Directions for this task >> Transcribe the full listing below exactly.

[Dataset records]
+ + + +

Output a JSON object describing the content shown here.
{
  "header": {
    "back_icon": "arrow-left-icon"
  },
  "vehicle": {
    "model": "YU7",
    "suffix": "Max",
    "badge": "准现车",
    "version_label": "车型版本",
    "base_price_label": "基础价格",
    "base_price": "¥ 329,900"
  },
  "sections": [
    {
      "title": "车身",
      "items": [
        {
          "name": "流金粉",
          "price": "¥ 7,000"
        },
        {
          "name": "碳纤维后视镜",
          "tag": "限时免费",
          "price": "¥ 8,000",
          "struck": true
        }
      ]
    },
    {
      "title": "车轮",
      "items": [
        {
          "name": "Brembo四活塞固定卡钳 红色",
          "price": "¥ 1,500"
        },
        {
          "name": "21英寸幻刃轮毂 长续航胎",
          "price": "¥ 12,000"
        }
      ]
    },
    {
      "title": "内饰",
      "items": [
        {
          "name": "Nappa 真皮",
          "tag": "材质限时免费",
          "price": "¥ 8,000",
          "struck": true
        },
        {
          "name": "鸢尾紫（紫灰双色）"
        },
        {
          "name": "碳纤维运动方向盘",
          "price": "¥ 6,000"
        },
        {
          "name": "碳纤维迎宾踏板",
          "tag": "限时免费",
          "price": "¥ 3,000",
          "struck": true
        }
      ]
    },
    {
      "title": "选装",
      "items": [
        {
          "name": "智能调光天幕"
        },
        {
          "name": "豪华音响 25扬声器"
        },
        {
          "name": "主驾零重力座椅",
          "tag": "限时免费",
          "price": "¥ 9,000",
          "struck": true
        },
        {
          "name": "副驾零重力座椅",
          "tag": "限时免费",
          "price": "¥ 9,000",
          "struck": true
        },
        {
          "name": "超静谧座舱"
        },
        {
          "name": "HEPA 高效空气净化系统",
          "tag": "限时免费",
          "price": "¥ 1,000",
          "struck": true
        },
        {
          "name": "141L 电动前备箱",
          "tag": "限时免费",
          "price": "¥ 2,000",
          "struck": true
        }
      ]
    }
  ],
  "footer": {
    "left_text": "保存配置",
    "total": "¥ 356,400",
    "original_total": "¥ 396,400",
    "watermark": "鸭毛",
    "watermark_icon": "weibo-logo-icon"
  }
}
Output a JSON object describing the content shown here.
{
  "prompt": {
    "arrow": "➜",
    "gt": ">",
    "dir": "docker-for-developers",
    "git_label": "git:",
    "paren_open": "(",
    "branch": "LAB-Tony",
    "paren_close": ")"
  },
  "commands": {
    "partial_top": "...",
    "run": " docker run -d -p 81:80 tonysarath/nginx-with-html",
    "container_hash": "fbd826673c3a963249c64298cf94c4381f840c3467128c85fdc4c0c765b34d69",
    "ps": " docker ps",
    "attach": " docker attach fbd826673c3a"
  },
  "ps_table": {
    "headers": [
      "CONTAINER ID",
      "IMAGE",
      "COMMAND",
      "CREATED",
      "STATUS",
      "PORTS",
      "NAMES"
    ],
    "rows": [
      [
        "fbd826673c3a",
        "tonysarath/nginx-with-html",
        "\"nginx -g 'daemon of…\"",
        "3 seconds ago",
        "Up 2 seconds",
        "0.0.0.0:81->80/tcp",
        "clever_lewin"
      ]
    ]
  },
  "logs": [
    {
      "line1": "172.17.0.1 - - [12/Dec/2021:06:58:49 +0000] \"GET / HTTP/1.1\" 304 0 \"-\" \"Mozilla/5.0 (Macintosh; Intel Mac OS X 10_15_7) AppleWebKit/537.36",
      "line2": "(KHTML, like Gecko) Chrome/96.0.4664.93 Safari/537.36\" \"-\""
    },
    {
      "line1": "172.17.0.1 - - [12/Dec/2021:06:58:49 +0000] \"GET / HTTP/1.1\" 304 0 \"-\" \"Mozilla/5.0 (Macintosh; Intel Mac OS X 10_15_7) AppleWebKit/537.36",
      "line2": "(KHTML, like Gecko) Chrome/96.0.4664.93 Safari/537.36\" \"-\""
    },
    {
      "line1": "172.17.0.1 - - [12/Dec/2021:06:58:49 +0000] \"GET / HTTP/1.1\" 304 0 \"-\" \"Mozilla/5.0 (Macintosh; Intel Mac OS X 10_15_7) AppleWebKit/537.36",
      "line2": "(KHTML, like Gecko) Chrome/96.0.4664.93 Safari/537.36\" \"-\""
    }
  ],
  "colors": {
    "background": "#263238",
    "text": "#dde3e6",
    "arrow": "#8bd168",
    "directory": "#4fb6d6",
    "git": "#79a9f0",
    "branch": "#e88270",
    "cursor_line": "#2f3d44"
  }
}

+ + + +

Expected output >>
Output a JSON object describing the content shown here.
{
  "header": {
    "back_icon": "arrow-left-icon"
  },
  "vehicle": {
    "model": "YU7",
    "suffix": "Max",
    "badge": "准现车",
    "version_label": "车型版本",
    "base_price_label": "基础价格",
    "base_price": "¥ 329,900"
  },
  "sections": [
    {
      "title": "车身",
      "items": [
        {
          "name": "流金粉",
          "price": "¥ 7,000"
        },
        {
          "name": "碳纤维后视镜",
          "tag": "限时免费",
          "price": "¥ 8,000",
          "struck": true
        }
      ]
    },
    {
      "title": "车轮",
      "items": [
        {
          "name": "Brembo四活塞固定卡钳 红色",
          "price": "¥ 1,500"
        },
        {
          "name": "21英寸幻刃轮毂 长续航胎",
          "price": "¥ 12,000"
        }
      ]
    },
    {
      "title": "内饰",
      "items": [
        {
          "name": "Nappa 真皮",
          "tag": "材质限时免费",
          "price": "¥ 8,000",
          "struck": true
        },
        {
          "name": "鸢尾紫（紫灰双色）"
        },
        {
          "name": "碳纤维运动方向盘",
          "price": "¥ 6,000"
        },
        {
          "name": "碳纤维迎宾踏板",
          "tag": "限时免费",
          "price": "¥ 3,000",
          "struck": true
        }
      ]
    },
    {
      "title": "选装",
      "items": [
        {
          "name": "智能调光天幕"
        },
        {
          "name": "豪华音响 25扬声器"
        },
        {
          "name": "主驾零重力座椅",
          "tag": "限时免费",
          "price": "¥ 9,000",
          "struck": true
        },
        {
          "name": "副驾零重力座椅",
          "tag": "限时免费",
          "price": "¥ 9,000",
          "struck": true
        },
        {
          "name": "超静谧座舱"
        },
        {
          "name": "HEPA 高效空气净化系统",
          "tag": "限时免费",
          "price": "¥ 1,000",
          "struck": true
        },
        {
          "name": "141L 电动前备箱",
          "tag": "限时免费",
          "price": "¥ 2,000",
          "struck": true
        }
      ]
    }
  ],
  "footer": {
    "left_text": "保存配置",
    "total": "¥ 356,400",
    "original_total": "¥ 396,400",
    "watermark": "鸭毛",
    "watermark_icon": "weibo-logo-icon"
  }
}
Output a JSON object describing the content shown here.
{
  "prompt": {
    "arrow": "➜",
    "gt": ">",
    "dir": "docker-for-developers",
    "git_label": "git:",
    "paren_open": "(",
    "branch": "LAB-Tony",
    "paren_close": ")"
  },
  "commands": {
    "partial_top": "...",
    "run": " docker run -d -p 81:80 tonysarath/nginx-with-html",
    "container_hash": "fbd826673c3a963249c64298cf94c4381f840c3467128c85fdc4c0c765b34d69",
    "ps": " docker ps",
    "attach": " docker attach fbd826673c3a"
  },
  "ps_table": {
    "headers": [
      "CONTAINER ID",
      "IMAGE",
      "COMMAND",
      "CREATED",
      "STATUS",
      "PORTS",
      "NAMES"
    ],
    "rows": [
      [
        "fbd826673c3a",
        "tonysarath/nginx-with-html",
        "\"nginx -g 'daemon of…\"",
        "3 seconds ago",
        "Up 2 seconds",
        "0.0.0.0:81->80/tcp",
        "clever_lewin"
      ]
    ]
  },
  "logs": [
    {
      "line1": "172.17.0.1 - - [12/Dec/2021:06:58:49 +0000] \"GET / HTTP/1.1\" 304 0 \"-\" \"Mozilla/5.0 (Macintosh; Intel Mac OS X 10_15_7) AppleWebKit/537.36",
      "line2": "(KHTML, like Gecko) Chrome/96.0.4664.93 Safari/537.36\" \"-\""
    },
    {
      "line1": "172.17.0.1 - - [12/Dec/2021:06:58:49 +0000] \"GET / HTTP/1.1\" 304 0 \"-\" \"Mozilla/5.0 (Macintosh; Intel Mac OS X 10_15_7) AppleWebKit/537.36",
      "line2": "(KHTML, like Gecko) Chrome/96.0.4664.93 Safari/537.36\" \"-\""
    },
    {
      "line1": "172.17.0.1 - - [12/Dec/2021:06:58:49 +0000] \"GET / HTTP/1.1\" 304 0 \"-\" \"Mozilla/5.0 (Macintosh; Intel Mac OS X 10_15_7) AppleWebKit/537.36",
      "line2": "(KHTML, like Gecko) Chrome/96.0.4664.93 Safari/537.36\" \"-\""
    }
  ],
  "colors": {
    "background": "#263238",
    "text": "#dde3e6",
    "arrow": "#8bd168",
    "directory": "#4fb6d6",
    "git": "#79a9f0",
    "branch": "#e88270",
    "cursor_line": "#2f3d44"
  }
}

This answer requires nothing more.